* **Task requirements**
Quote the data below in full, minus the images.

* **Data supplied**
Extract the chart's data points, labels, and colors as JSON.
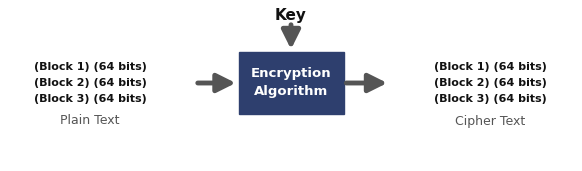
{
  "background_color": "#ffffff",
  "box_color": "#2e3f6e",
  "box_text": "Encryption\nAlgorithm",
  "box_text_color": "#ffffff",
  "key_label": "Key",
  "arrow_color": "#555555",
  "text_color_bold": "#111111",
  "text_color_normal": "#555555",
  "plain_text_lines": [
    "(Block 1) (64 bits)",
    "(Block 2) (64 bits)",
    "(Block 3) (64 bits)"
  ],
  "plain_text_label": "Plain Text",
  "cipher_text_lines": [
    "(Block 1) (64 bits)",
    "(Block 2) (64 bits)",
    "(Block 3) (64 bits)"
  ],
  "cipher_text_label": "Cipher Text",
  "figsize": [
    5.82,
    1.71
  ],
  "dpi": 100
}
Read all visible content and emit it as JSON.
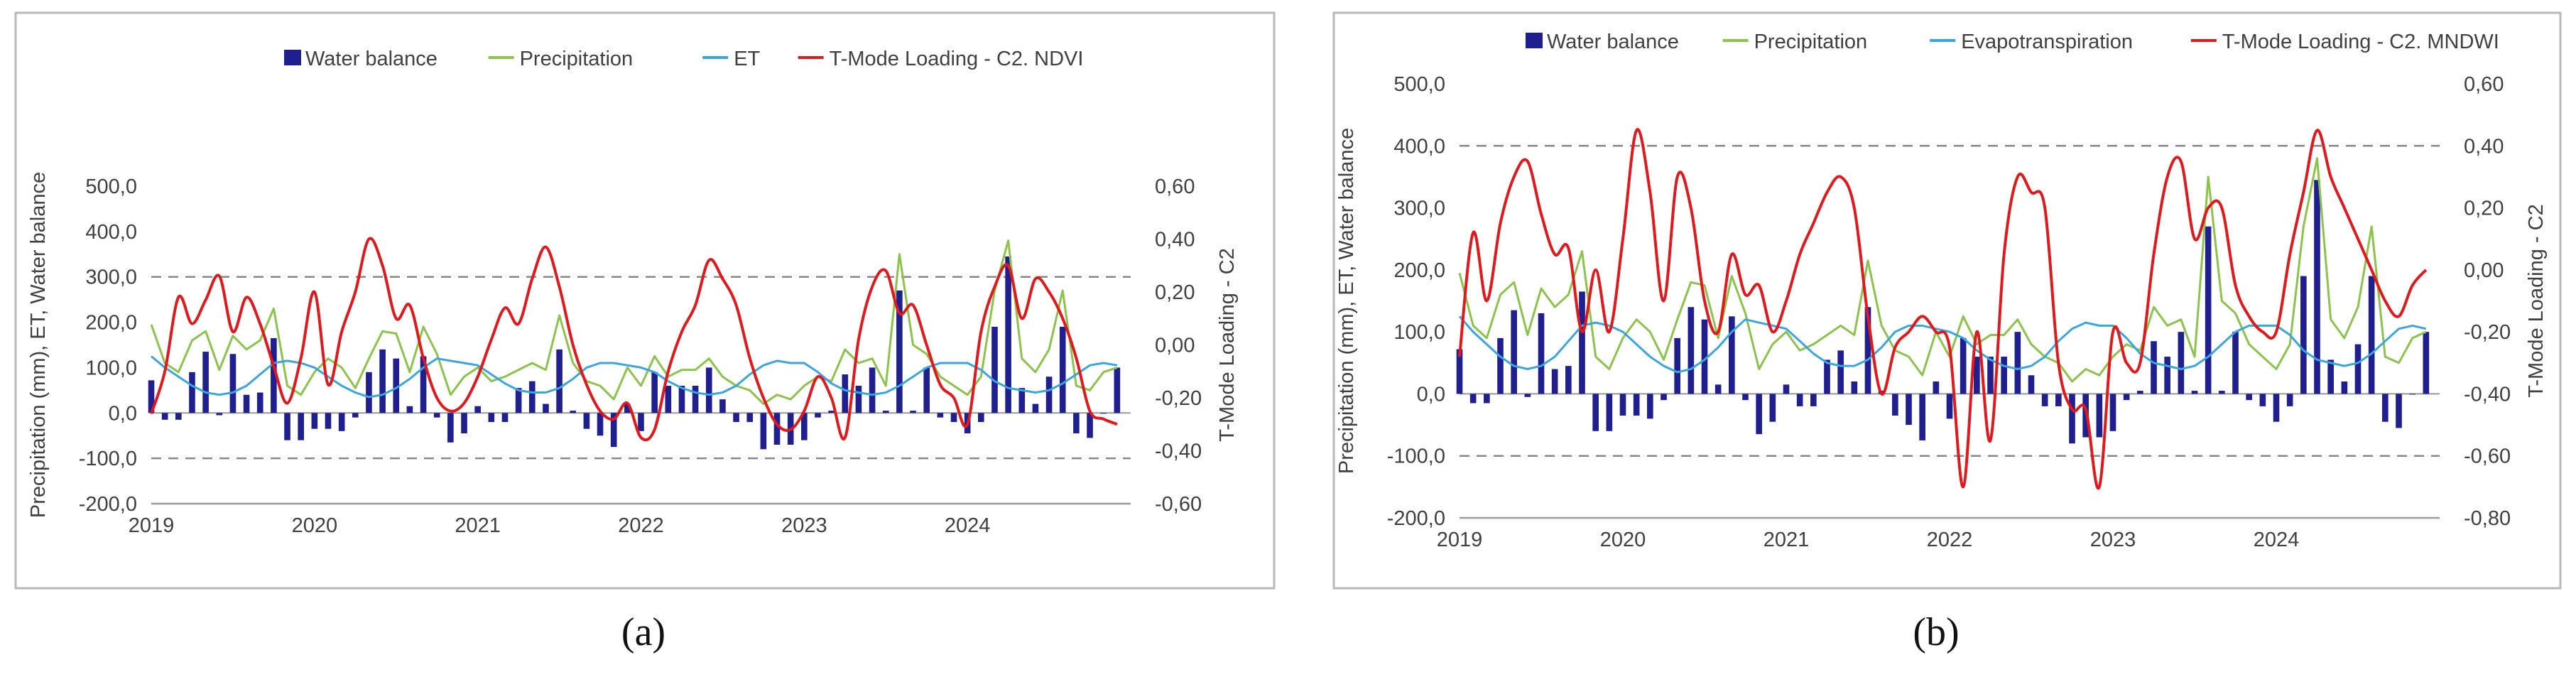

* **Solution below**
Extract the chart's data points, labels, and colors as JSON.
{
  "background_color": "#ffffff",
  "box_color": "#2e3f6e",
  "box_text": "Encryption\nAlgorithm",
  "box_text_color": "#ffffff",
  "key_label": "Key",
  "arrow_color": "#555555",
  "text_color_bold": "#111111",
  "text_color_normal": "#555555",
  "plain_text_lines": [
    "(Block 1) (64 bits)",
    "(Block 2) (64 bits)",
    "(Block 3) (64 bits)"
  ],
  "plain_text_label": "Plain Text",
  "cipher_text_lines": [
    "(Block 1) (64 bits)",
    "(Block 2) (64 bits)",
    "(Block 3) (64 bits)"
  ],
  "cipher_text_label": "Cipher Text",
  "figsize": [
    5.82,
    1.71
  ],
  "dpi": 100
}
Read all visible content and emit it as JSON.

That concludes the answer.